-- begin --
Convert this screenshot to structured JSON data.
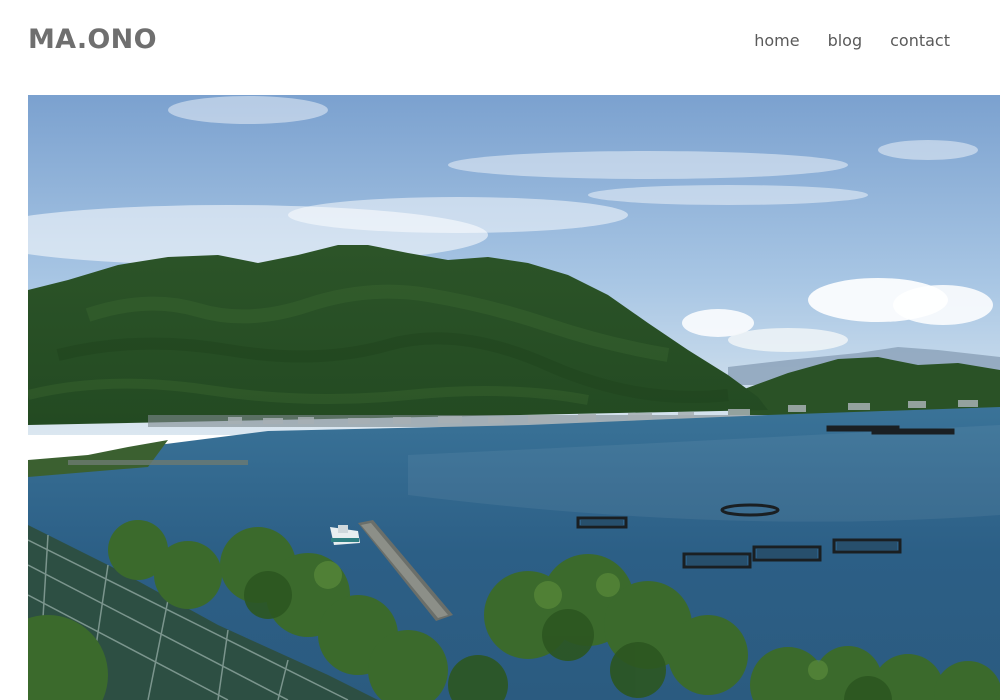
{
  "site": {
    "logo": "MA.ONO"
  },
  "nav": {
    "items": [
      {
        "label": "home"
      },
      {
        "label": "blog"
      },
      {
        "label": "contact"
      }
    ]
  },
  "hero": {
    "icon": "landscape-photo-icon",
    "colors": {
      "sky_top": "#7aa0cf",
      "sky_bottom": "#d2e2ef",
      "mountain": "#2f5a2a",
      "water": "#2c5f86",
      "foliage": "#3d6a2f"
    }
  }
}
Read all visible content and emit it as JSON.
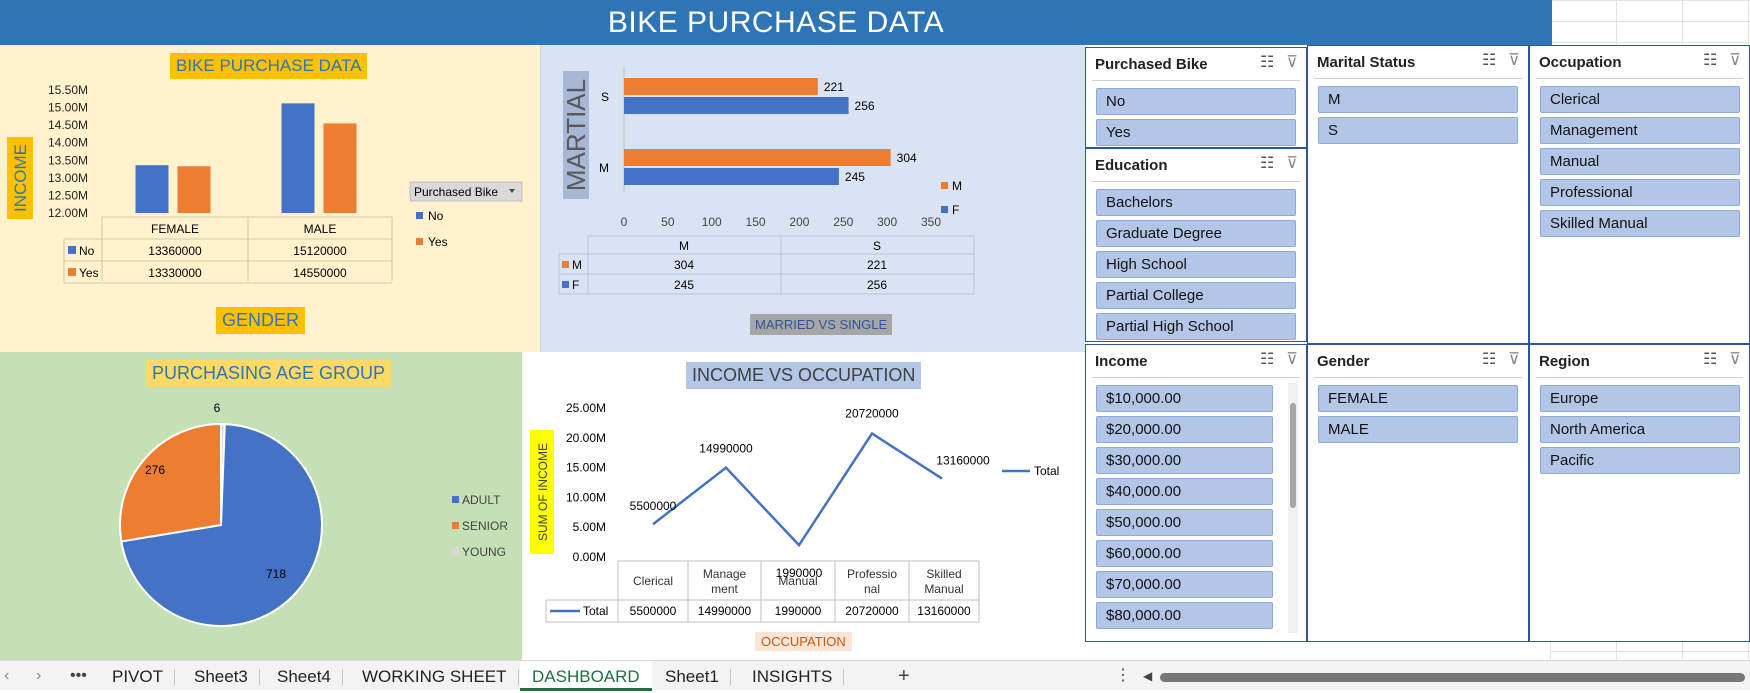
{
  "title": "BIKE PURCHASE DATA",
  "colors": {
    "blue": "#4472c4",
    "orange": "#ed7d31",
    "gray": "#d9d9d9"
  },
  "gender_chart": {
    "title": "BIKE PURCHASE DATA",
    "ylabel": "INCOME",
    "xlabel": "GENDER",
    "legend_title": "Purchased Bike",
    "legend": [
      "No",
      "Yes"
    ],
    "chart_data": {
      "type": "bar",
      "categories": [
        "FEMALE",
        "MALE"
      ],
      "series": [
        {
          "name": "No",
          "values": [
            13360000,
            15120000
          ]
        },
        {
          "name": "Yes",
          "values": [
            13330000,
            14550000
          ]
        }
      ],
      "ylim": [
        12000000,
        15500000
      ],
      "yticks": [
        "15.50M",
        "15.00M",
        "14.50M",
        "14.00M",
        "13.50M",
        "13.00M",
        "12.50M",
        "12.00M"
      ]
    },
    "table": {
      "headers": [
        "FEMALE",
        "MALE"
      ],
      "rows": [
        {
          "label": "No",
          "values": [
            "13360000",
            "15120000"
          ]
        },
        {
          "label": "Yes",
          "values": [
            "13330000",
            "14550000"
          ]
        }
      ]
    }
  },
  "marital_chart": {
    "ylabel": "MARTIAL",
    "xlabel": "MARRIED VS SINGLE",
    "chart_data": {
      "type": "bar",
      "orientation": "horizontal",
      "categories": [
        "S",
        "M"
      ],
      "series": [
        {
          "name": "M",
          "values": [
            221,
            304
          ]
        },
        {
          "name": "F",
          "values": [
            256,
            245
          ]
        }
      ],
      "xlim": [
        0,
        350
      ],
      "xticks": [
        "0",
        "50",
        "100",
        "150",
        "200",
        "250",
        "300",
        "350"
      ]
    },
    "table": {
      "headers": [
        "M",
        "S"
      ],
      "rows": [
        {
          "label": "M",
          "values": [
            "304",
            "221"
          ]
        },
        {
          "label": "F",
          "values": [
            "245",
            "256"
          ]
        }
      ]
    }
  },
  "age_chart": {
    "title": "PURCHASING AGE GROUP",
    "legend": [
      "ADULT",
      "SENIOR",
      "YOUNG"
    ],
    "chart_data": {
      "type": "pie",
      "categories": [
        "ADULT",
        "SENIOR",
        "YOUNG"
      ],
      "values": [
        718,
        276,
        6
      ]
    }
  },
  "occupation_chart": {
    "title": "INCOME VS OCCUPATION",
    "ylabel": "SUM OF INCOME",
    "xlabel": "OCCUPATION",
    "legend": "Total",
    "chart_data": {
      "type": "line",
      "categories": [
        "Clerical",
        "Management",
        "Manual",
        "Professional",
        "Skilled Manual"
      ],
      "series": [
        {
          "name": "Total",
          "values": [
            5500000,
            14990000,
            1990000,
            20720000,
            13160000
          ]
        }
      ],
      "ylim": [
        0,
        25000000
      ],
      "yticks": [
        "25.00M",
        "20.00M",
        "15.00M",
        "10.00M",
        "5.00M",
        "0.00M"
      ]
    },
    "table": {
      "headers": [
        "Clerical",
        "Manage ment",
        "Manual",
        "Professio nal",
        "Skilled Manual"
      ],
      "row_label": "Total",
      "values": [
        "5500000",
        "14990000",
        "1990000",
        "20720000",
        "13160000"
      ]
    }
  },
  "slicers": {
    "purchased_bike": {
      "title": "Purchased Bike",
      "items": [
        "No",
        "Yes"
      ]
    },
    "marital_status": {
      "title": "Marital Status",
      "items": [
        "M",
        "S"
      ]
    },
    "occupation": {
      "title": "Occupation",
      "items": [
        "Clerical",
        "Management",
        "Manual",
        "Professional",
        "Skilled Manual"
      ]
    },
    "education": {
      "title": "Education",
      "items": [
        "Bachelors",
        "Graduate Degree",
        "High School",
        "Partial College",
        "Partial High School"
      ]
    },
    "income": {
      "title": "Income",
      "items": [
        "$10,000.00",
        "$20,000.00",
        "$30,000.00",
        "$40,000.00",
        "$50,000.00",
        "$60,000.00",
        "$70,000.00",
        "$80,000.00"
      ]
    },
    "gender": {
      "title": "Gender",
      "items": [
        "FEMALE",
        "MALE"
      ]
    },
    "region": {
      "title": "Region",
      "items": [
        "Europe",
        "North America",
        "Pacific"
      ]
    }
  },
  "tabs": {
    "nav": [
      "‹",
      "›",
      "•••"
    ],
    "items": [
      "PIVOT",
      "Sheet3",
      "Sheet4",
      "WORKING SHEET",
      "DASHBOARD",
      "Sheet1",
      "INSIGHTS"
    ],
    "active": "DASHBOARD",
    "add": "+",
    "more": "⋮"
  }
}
-- end --
▶ JOB
Transcribe the listing above verbatim. Omit the pictures.

▶ SOLUTION
Convert this screenshot to structured JSON data.
{
  "site": {
    "logo": "MA.ONO"
  },
  "nav": {
    "items": [
      {
        "label": "home"
      },
      {
        "label": "blog"
      },
      {
        "label": "contact"
      }
    ]
  },
  "hero": {
    "icon": "landscape-photo-icon",
    "colors": {
      "sky_top": "#7aa0cf",
      "sky_bottom": "#d2e2ef",
      "mountain": "#2f5a2a",
      "water": "#2c5f86",
      "foliage": "#3d6a2f"
    }
  }
}
Read all visible content and emit it as JSON.
{
  "title": "BIKE PURCHASE DATA",
  "colors": {
    "blue": "#4472c4",
    "orange": "#ed7d31",
    "gray": "#d9d9d9"
  },
  "gender_chart": {
    "title": "BIKE PURCHASE DATA",
    "ylabel": "INCOME",
    "xlabel": "GENDER",
    "legend_title": "Purchased Bike",
    "legend": [
      "No",
      "Yes"
    ],
    "chart_data": {
      "type": "bar",
      "categories": [
        "FEMALE",
        "MALE"
      ],
      "series": [
        {
          "name": "No",
          "values": [
            13360000,
            15120000
          ]
        },
        {
          "name": "Yes",
          "values": [
            13330000,
            14550000
          ]
        }
      ],
      "ylim": [
        12000000,
        15500000
      ],
      "yticks": [
        "15.50M",
        "15.00M",
        "14.50M",
        "14.00M",
        "13.50M",
        "13.00M",
        "12.50M",
        "12.00M"
      ]
    },
    "table": {
      "headers": [
        "FEMALE",
        "MALE"
      ],
      "rows": [
        {
          "label": "No",
          "values": [
            "13360000",
            "15120000"
          ]
        },
        {
          "label": "Yes",
          "values": [
            "13330000",
            "14550000"
          ]
        }
      ]
    }
  },
  "marital_chart": {
    "ylabel": "MARTIAL",
    "xlabel": "MARRIED VS SINGLE",
    "chart_data": {
      "type": "bar",
      "orientation": "horizontal",
      "categories": [
        "S",
        "M"
      ],
      "series": [
        {
          "name": "M",
          "values": [
            221,
            304
          ]
        },
        {
          "name": "F",
          "values": [
            256,
            245
          ]
        }
      ],
      "xlim": [
        0,
        350
      ],
      "xticks": [
        "0",
        "50",
        "100",
        "150",
        "200",
        "250",
        "300",
        "350"
      ]
    },
    "table": {
      "headers": [
        "M",
        "S"
      ],
      "rows": [
        {
          "label": "M",
          "values": [
            "304",
            "221"
          ]
        },
        {
          "label": "F",
          "values": [
            "245",
            "256"
          ]
        }
      ]
    }
  },
  "age_chart": {
    "title": "PURCHASING AGE GROUP",
    "legend": [
      "ADULT",
      "SENIOR",
      "YOUNG"
    ],
    "chart_data": {
      "type": "pie",
      "categories": [
        "ADULT",
        "SENIOR",
        "YOUNG"
      ],
      "values": [
        718,
        276,
        6
      ]
    }
  },
  "occupation_chart": {
    "title": "INCOME VS OCCUPATION",
    "ylabel": "SUM OF INCOME",
    "xlabel": "OCCUPATION",
    "legend": "Total",
    "chart_data": {
      "type": "line",
      "categories": [
        "Clerical",
        "Management",
        "Manual",
        "Professional",
        "Skilled Manual"
      ],
      "series": [
        {
          "name": "Total",
          "values": [
            5500000,
            14990000,
            1990000,
            20720000,
            13160000
          ]
        }
      ],
      "ylim": [
        0,
        25000000
      ],
      "yticks": [
        "25.00M",
        "20.00M",
        "15.00M",
        "10.00M",
        "5.00M",
        "0.00M"
      ]
    },
    "table": {
      "headers": [
        "Clerical",
        "Manage ment",
        "Manual",
        "Professio nal",
        "Skilled Manual"
      ],
      "row_label": "Total",
      "values": [
        "5500000",
        "14990000",
        "1990000",
        "20720000",
        "13160000"
      ]
    }
  },
  "slicers": {
    "purchased_bike": {
      "title": "Purchased Bike",
      "items": [
        "No",
        "Yes"
      ]
    },
    "marital_status": {
      "title": "Marital Status",
      "items": [
        "M",
        "S"
      ]
    },
    "occupation": {
      "title": "Occupation",
      "items": [
        "Clerical",
        "Management",
        "Manual",
        "Professional",
        "Skilled Manual"
      ]
    },
    "education": {
      "title": "Education",
      "items": [
        "Bachelors",
        "Graduate Degree",
        "High School",
        "Partial College",
        "Partial High School"
      ]
    },
    "income": {
      "title": "Income",
      "items": [
        "$10,000.00",
        "$20,000.00",
        "$30,000.00",
        "$40,000.00",
        "$50,000.00",
        "$60,000.00",
        "$70,000.00",
        "$80,000.00"
      ]
    },
    "gender": {
      "title": "Gender",
      "items": [
        "FEMALE",
        "MALE"
      ]
    },
    "region": {
      "title": "Region",
      "items": [
        "Europe",
        "North America",
        "Pacific"
      ]
    }
  },
  "tabs": {
    "nav": [
      "‹",
      "›",
      "•••"
    ],
    "items": [
      "PIVOT",
      "Sheet3",
      "Sheet4",
      "WORKING SHEET",
      "DASHBOARD",
      "Sheet1",
      "INSIGHTS"
    ],
    "active": "DASHBOARD",
    "add": "+",
    "more": "⋮"
  }
}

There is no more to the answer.